▶
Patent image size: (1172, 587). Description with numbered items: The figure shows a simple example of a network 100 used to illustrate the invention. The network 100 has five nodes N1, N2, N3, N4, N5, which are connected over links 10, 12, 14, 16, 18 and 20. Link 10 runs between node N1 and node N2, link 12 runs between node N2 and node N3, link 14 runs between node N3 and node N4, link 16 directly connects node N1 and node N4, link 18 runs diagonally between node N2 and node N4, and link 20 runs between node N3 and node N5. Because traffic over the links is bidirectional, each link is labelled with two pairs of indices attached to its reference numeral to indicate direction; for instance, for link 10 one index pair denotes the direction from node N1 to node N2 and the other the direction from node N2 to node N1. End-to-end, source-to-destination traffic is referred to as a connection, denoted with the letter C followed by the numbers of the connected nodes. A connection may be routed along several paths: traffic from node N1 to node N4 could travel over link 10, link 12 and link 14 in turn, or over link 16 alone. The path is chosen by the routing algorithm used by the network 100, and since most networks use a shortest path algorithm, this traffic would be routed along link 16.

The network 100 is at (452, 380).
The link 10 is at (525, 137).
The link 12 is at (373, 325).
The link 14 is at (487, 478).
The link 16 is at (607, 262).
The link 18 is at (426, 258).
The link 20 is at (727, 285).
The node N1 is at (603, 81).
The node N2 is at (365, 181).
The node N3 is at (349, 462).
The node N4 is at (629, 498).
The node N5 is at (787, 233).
◀
Output every one of the lines above again, word for word and in their original order.

Solution to this problem –
Patent image size: (1172, 587). Description with numbered items: The figure shows a simple example of a network 100 used to illustrate the invention. The network 100 has five nodes N1, N2, N3, N4, N5, which are connected over links 10, 12, 14, 16, 18 and 20. Link 10 runs between node N1 and node N2, link 12 runs between node N2 and node N3, link 14 runs between node N3 and node N4, link 16 directly connects node N1 and node N4, link 18 runs diagonally between node N2 and node N4, and link 20 runs between node N3 and node N5. Because traffic over the links is bidirectional, each link is labelled with two pairs of indices attached to its reference numeral to indicate direction; for instance, for link 10 one index pair denotes the direction from node N1 to node N2 and the other the direction from node N2 to node N1. End-to-end, source-to-destination traffic is referred to as a connection, denoted with the letter C followed by the numbers of the connected nodes. A connection may be routed along several paths: traffic from node N1 to node N4 could travel over link 10, link 12 and link 14 in turn, or over link 16 alone. The path is chosen by the routing algorithm used by the network 100, and since most networks use a shortest path algorithm, this traffic would be routed along link 16.

The network 100 is at (452, 380).
The link 10 is at (525, 137).
The link 12 is at (373, 325).
The link 14 is at (487, 478).
The link 16 is at (607, 262).
The link 18 is at (426, 258).
The link 20 is at (727, 285).
The node N1 is at (603, 81).
The node N2 is at (365, 181).
The node N3 is at (349, 462).
The node N4 is at (629, 498).
The node N5 is at (787, 233).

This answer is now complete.